── Input data
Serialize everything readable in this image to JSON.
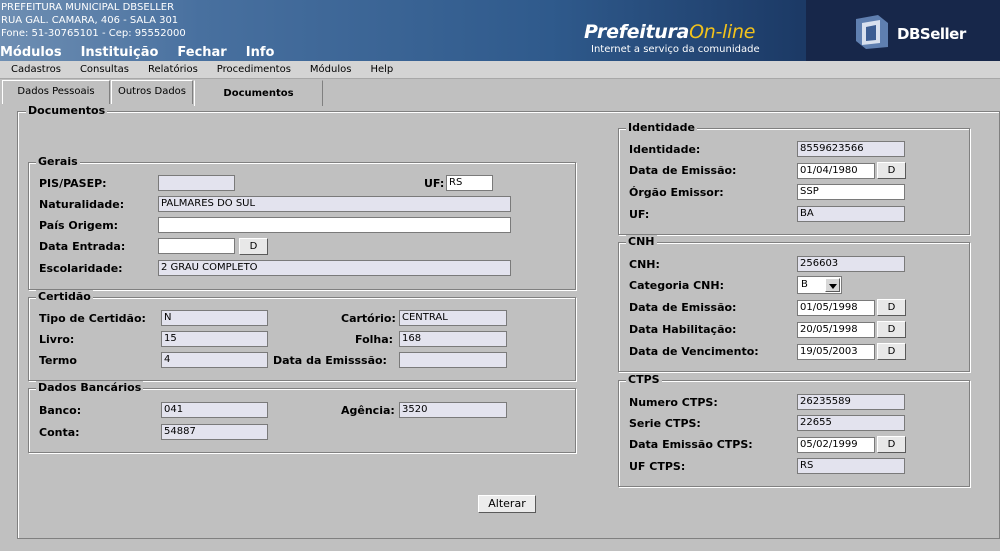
{
  "header": {
    "org_name": "PREFEITURA MUNICIPAL DBSELLER",
    "address": "RUA GAL. CAMARA, 406 - SALA 301",
    "phone_line": "Fone: 51-30765101  -  Cep: 95552000",
    "top_menu": [
      "Módulos",
      "Instituição",
      "Fechar",
      "Info"
    ],
    "logo_text": "Prefeitura",
    "logo_accent": "On-line",
    "logo_tagline": "Internet a serviço da comunidade",
    "brand": "DBSeller"
  },
  "menubar": [
    "Cadastros",
    "Consultas",
    "Relatórios",
    "Procedimentos",
    "Módulos",
    "Help"
  ],
  "tabs": [
    "Dados Pessoais",
    "Outros Dados",
    "Documentos"
  ],
  "active_tab": "Documentos",
  "panel_title": "Documentos",
  "gerais": {
    "title": "Gerais",
    "pis_label": "PIS/PASEP:",
    "pis_value": "",
    "uf_label": "UF:",
    "uf_value": "RS",
    "naturalidade_label": "Naturalidade:",
    "naturalidade_value": "PALMARES DO SUL",
    "pais_label": "País Origem:",
    "pais_value": "",
    "data_entrada_label": "Data Entrada:",
    "data_entrada_value": "",
    "escolaridade_label": "Escolaridade:",
    "escolaridade_value": "2 GRAU COMPLETO"
  },
  "certidao": {
    "title": "Certidão",
    "tipo_label": "Tipo de Certidão:",
    "tipo_value": "N",
    "cartorio_label": "Cartório:",
    "cartorio_value": "CENTRAL",
    "livro_label": "Livro:",
    "livro_value": "15",
    "folha_label": "Folha:",
    "folha_value": "168",
    "termo_label": "Termo",
    "termo_value": "4",
    "data_emissao_label": "Data da Emisssão:",
    "data_emissao_value": ""
  },
  "bancarios": {
    "title": "Dados Bancários",
    "banco_label": "Banco:",
    "banco_value": "041",
    "agencia_label": "Agência:",
    "agencia_value": "3520",
    "conta_label": "Conta:",
    "conta_value": "54887"
  },
  "identidade": {
    "title": "Identidade",
    "identidade_label": "Identidade:",
    "identidade_value": "8559623566",
    "data_emissao_label": "Data de Emissão:",
    "data_emissao_value": "01/04/1980",
    "orgao_label": "Órgão Emissor:",
    "orgao_value": "SSP",
    "uf_label": "UF:",
    "uf_value": "BA"
  },
  "cnh": {
    "title": "CNH",
    "cnh_label": "CNH:",
    "cnh_value": "256603",
    "categoria_label": "Categoria CNH:",
    "categoria_value": "B",
    "data_emissao_label": "Data de Emissão:",
    "data_emissao_value": "01/05/1998",
    "data_habilitacao_label": "Data Habilitação:",
    "data_habilitacao_value": "20/05/1998",
    "data_vencimento_label": "Data de Vencimento:",
    "data_vencimento_value": "19/05/2003"
  },
  "ctps": {
    "title": "CTPS",
    "numero_label": "Numero CTPS:",
    "numero_value": "26235589",
    "serie_label": "Serie CTPS:",
    "serie_value": "22655",
    "data_emissao_label": "Data Emissão CTPS:",
    "data_emissao_value": "05/02/1999",
    "uf_label": "UF CTPS:",
    "uf_value": "RS"
  },
  "date_button_label": "D",
  "alterar_label": "Alterar",
  "colors": {
    "header_blue": "#2f5a8c",
    "logo_accent": "#f2c21b",
    "panel_bg": "#c0c0c0",
    "readonly_field": "#e3e3ee"
  }
}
────
Your goal:
What you return should match the records above word for word, minus the pictures.

Task response:
Serialize everything readable in this image to JSON.
{
  "header": {
    "org_name": "PREFEITURA MUNICIPAL DBSELLER",
    "address": "RUA GAL. CAMARA, 406 - SALA 301",
    "phone_line": "Fone: 51-30765101  -  Cep: 95552000",
    "top_menu": [
      "Módulos",
      "Instituição",
      "Fechar",
      "Info"
    ],
    "logo_text": "Prefeitura",
    "logo_accent": "On-line",
    "logo_tagline": "Internet a serviço da comunidade",
    "brand": "DBSeller"
  },
  "menubar": [
    "Cadastros",
    "Consultas",
    "Relatórios",
    "Procedimentos",
    "Módulos",
    "Help"
  ],
  "tabs": [
    "Dados Pessoais",
    "Outros Dados",
    "Documentos"
  ],
  "active_tab": "Documentos",
  "panel_title": "Documentos",
  "gerais": {
    "title": "Gerais",
    "pis_label": "PIS/PASEP:",
    "pis_value": "",
    "uf_label": "UF:",
    "uf_value": "RS",
    "naturalidade_label": "Naturalidade:",
    "naturalidade_value": "PALMARES DO SUL",
    "pais_label": "País Origem:",
    "pais_value": "",
    "data_entrada_label": "Data Entrada:",
    "data_entrada_value": "",
    "escolaridade_label": "Escolaridade:",
    "escolaridade_value": "2 GRAU COMPLETO"
  },
  "certidao": {
    "title": "Certidão",
    "tipo_label": "Tipo de Certidão:",
    "tipo_value": "N",
    "cartorio_label": "Cartório:",
    "cartorio_value": "CENTRAL",
    "livro_label": "Livro:",
    "livro_value": "15",
    "folha_label": "Folha:",
    "folha_value": "168",
    "termo_label": "Termo",
    "termo_value": "4",
    "data_emissao_label": "Data da Emisssão:",
    "data_emissao_value": ""
  },
  "bancarios": {
    "title": "Dados Bancários",
    "banco_label": "Banco:",
    "banco_value": "041",
    "agencia_label": "Agência:",
    "agencia_value": "3520",
    "conta_label": "Conta:",
    "conta_value": "54887"
  },
  "identidade": {
    "title": "Identidade",
    "identidade_label": "Identidade:",
    "identidade_value": "8559623566",
    "data_emissao_label": "Data de Emissão:",
    "data_emissao_value": "01/04/1980",
    "orgao_label": "Órgão Emissor:",
    "orgao_value": "SSP",
    "uf_label": "UF:",
    "uf_value": "BA"
  },
  "cnh": {
    "title": "CNH",
    "cnh_label": "CNH:",
    "cnh_value": "256603",
    "categoria_label": "Categoria CNH:",
    "categoria_value": "B",
    "data_emissao_label": "Data de Emissão:",
    "data_emissao_value": "01/05/1998",
    "data_habilitacao_label": "Data Habilitação:",
    "data_habilitacao_value": "20/05/1998",
    "data_vencimento_label": "Data de Vencimento:",
    "data_vencimento_value": "19/05/2003"
  },
  "ctps": {
    "title": "CTPS",
    "numero_label": "Numero CTPS:",
    "numero_value": "26235589",
    "serie_label": "Serie CTPS:",
    "serie_value": "22655",
    "data_emissao_label": "Data Emissão CTPS:",
    "data_emissao_value": "05/02/1999",
    "uf_label": "UF CTPS:",
    "uf_value": "RS"
  },
  "date_button_label": "D",
  "alterar_label": "Alterar",
  "colors": {
    "header_blue": "#2f5a8c",
    "logo_accent": "#f2c21b",
    "panel_bg": "#c0c0c0",
    "readonly_field": "#e3e3ee"
  }
}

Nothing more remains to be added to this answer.